__RECORD LIST__
[START]

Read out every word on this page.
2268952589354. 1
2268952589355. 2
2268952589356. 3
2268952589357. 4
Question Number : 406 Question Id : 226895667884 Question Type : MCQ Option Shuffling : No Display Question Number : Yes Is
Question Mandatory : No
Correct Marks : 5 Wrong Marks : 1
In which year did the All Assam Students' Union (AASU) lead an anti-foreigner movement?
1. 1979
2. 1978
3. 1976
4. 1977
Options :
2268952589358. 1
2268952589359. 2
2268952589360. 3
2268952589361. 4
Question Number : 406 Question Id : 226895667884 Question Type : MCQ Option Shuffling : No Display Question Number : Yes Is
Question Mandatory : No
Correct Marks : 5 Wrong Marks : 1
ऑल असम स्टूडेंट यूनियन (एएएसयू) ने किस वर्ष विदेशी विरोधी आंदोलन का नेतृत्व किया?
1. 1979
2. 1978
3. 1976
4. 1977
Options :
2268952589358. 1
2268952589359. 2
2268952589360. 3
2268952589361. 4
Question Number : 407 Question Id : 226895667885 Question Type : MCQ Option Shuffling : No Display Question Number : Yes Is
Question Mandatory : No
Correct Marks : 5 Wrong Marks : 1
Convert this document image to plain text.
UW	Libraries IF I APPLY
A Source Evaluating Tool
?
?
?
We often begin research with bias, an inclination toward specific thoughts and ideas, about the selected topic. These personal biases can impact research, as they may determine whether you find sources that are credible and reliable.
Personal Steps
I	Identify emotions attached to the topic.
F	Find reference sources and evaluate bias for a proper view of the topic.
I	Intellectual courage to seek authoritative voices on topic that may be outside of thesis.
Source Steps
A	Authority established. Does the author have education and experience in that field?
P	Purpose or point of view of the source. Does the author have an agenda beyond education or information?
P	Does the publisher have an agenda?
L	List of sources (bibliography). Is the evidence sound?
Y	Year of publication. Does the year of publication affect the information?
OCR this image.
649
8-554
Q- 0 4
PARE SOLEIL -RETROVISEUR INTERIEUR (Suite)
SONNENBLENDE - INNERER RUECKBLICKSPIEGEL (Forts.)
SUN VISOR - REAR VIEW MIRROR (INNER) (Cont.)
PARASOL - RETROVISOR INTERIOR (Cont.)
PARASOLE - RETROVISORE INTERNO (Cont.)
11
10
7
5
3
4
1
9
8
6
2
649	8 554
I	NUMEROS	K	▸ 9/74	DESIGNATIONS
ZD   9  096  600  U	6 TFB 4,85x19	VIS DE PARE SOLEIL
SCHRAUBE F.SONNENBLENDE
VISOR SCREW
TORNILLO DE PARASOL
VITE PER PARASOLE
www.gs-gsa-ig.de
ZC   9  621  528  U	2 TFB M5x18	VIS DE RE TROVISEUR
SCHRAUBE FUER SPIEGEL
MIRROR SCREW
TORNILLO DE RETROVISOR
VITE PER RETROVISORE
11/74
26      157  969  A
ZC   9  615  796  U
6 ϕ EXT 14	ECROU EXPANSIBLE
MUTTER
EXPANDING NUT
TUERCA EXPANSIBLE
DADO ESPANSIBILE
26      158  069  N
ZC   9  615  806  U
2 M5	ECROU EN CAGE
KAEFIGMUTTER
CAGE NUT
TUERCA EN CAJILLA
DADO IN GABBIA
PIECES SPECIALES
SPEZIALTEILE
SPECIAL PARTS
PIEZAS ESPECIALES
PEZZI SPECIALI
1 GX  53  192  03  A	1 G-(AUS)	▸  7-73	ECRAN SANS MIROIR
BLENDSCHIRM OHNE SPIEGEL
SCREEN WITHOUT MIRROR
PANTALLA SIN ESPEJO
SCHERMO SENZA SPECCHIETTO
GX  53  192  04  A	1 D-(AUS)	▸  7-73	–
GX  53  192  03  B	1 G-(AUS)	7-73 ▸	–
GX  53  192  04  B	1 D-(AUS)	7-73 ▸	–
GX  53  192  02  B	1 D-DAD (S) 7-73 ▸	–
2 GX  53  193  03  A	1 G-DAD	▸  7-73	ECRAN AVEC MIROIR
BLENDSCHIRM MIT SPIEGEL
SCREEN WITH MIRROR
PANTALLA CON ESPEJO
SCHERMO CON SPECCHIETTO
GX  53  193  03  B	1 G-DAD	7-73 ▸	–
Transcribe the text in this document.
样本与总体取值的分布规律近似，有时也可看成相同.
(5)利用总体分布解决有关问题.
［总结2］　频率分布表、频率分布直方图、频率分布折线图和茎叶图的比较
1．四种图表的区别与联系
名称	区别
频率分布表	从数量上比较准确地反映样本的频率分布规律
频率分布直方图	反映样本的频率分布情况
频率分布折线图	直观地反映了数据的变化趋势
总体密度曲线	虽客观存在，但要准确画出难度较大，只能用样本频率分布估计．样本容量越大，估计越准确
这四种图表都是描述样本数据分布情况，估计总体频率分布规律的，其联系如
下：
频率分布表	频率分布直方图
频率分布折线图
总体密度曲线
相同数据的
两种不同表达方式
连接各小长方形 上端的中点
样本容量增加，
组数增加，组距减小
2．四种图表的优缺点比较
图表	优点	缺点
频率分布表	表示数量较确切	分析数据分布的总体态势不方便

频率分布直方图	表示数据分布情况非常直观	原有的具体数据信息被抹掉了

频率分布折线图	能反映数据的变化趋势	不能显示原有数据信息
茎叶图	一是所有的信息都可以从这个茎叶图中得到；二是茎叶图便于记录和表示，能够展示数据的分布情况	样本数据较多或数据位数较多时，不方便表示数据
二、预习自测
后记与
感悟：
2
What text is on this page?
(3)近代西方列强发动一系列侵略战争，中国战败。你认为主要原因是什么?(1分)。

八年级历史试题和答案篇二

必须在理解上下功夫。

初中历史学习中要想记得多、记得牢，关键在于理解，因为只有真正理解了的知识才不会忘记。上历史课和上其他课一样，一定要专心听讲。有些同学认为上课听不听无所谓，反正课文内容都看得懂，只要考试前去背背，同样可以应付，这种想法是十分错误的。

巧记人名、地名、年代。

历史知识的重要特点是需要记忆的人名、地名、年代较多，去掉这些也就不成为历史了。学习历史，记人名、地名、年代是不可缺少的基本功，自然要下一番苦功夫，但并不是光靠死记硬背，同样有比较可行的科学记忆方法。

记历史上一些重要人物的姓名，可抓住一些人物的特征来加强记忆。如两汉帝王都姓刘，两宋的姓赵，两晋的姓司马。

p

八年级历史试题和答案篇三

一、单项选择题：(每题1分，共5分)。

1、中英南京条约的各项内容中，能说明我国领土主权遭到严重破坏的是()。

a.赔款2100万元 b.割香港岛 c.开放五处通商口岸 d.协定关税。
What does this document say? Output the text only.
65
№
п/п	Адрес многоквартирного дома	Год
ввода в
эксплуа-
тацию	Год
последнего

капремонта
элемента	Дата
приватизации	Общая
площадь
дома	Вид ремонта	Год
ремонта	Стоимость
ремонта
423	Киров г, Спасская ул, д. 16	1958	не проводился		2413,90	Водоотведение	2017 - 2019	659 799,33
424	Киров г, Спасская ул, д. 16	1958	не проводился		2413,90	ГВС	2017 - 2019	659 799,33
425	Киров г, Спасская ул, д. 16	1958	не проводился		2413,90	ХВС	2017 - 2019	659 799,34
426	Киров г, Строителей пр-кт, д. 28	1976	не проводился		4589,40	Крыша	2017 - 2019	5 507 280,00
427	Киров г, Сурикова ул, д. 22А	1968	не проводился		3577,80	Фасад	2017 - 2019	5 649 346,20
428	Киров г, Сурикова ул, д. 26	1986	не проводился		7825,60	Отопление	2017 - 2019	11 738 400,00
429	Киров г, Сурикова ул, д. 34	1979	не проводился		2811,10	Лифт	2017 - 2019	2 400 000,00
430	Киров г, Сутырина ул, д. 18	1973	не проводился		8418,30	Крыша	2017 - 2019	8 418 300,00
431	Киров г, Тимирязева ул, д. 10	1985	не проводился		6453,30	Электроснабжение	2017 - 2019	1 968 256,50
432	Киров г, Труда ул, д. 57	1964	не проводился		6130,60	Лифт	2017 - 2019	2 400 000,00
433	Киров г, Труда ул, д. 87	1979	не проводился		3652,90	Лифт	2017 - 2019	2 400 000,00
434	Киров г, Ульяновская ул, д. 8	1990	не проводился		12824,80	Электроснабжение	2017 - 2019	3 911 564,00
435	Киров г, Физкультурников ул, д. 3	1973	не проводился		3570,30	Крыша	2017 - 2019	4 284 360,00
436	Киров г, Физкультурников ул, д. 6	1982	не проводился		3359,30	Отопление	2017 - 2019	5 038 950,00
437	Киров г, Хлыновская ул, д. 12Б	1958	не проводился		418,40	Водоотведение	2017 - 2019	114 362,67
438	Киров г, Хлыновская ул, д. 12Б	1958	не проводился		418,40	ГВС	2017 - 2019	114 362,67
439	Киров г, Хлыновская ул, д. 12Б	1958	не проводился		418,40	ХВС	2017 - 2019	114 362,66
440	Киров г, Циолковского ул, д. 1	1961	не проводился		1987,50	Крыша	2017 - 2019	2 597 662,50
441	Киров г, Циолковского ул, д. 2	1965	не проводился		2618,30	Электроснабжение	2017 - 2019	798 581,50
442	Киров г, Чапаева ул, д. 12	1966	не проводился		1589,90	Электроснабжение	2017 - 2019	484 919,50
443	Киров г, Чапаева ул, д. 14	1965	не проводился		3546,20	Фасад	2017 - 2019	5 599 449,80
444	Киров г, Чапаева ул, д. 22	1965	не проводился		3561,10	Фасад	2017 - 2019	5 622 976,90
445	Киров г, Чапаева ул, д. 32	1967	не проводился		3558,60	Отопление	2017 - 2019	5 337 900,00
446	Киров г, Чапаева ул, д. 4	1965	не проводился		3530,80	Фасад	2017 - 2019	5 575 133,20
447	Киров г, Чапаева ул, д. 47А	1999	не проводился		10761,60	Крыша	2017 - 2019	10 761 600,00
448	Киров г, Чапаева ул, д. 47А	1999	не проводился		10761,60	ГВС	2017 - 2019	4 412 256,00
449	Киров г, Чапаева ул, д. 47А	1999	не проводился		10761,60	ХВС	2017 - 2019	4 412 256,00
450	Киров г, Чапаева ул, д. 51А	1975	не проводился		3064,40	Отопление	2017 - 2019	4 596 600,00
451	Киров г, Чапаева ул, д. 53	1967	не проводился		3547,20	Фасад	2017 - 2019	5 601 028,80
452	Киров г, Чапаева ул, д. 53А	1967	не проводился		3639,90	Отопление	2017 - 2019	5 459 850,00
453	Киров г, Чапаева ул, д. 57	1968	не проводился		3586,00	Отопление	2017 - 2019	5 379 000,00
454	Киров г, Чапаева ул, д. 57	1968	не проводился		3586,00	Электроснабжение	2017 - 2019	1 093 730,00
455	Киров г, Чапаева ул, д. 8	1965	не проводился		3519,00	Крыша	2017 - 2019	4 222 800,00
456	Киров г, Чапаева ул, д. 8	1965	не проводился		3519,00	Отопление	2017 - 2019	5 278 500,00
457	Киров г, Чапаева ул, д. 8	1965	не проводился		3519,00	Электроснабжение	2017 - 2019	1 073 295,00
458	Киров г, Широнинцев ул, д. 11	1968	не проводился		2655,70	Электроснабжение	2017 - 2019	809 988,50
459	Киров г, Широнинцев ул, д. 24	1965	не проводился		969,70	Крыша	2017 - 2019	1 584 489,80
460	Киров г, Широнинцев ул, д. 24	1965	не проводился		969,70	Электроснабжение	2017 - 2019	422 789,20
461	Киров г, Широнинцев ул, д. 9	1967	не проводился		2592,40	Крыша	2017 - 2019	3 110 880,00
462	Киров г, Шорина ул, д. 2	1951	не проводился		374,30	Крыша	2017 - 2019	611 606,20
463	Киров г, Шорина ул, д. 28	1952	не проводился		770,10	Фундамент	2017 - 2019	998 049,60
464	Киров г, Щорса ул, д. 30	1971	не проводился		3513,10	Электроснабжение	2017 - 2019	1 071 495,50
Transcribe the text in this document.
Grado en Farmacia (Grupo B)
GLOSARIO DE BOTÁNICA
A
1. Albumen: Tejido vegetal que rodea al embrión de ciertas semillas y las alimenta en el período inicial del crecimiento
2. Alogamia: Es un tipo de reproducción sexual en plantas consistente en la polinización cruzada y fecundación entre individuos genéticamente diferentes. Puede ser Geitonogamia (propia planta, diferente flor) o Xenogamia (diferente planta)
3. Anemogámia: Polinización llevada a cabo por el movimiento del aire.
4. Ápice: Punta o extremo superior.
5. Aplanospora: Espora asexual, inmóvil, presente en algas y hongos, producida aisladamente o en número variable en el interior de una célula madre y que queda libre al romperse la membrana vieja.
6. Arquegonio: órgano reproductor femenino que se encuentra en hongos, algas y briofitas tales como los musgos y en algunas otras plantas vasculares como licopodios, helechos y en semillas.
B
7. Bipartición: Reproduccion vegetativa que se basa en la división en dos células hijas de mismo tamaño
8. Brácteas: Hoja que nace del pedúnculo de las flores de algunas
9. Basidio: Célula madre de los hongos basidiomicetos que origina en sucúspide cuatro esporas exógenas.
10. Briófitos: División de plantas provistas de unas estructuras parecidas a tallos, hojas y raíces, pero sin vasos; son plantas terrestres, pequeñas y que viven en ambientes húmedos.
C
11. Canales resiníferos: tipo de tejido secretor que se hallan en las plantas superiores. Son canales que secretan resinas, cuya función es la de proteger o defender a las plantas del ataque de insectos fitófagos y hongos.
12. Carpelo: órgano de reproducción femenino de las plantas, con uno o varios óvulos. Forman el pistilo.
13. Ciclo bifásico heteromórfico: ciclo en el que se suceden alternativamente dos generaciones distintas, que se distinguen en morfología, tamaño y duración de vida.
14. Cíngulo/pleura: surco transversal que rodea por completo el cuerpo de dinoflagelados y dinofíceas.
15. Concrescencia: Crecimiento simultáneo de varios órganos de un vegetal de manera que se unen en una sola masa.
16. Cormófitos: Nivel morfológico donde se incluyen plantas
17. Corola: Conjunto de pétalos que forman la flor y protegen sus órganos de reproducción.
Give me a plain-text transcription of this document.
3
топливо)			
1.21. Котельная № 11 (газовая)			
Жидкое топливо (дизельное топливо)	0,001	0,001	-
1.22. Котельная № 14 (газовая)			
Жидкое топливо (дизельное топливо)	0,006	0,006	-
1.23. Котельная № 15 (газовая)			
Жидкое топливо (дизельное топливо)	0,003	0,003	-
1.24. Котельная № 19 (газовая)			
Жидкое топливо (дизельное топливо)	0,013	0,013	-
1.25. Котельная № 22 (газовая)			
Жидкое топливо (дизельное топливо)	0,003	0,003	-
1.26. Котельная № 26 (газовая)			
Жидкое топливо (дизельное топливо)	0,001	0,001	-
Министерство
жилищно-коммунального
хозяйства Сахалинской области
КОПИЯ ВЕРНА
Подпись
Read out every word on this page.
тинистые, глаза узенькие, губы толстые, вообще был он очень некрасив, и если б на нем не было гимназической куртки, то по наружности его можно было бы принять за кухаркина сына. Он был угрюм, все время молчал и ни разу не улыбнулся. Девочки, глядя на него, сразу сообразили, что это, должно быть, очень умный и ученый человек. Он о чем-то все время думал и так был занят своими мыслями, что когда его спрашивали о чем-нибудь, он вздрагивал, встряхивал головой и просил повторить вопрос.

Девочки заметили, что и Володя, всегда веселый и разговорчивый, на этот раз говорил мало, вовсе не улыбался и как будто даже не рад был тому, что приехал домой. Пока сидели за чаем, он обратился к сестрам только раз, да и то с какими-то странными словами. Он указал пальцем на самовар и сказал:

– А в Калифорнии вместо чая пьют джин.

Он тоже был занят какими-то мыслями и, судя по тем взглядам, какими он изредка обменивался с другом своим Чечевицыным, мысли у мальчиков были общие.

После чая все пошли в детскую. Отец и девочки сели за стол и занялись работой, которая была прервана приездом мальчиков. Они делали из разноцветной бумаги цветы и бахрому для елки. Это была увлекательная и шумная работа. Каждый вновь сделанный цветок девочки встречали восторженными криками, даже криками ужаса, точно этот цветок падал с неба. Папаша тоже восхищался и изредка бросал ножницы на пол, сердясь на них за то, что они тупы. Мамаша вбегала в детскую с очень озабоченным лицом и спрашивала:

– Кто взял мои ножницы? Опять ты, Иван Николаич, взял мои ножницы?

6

[END]

__WRITTEN REQUEST__
Return all lines containing "Котельная".

__COMPLETED EXERCISE__
1.21. Котельная № 11 (газовая)			
1.22. Котельная № 14 (газовая)			
1.23. Котельная № 15 (газовая)			
1.24. Котельная № 19 (газовая)			
1.25. Котельная № 22 (газовая)			
1.26. Котельная № 26 (газовая)			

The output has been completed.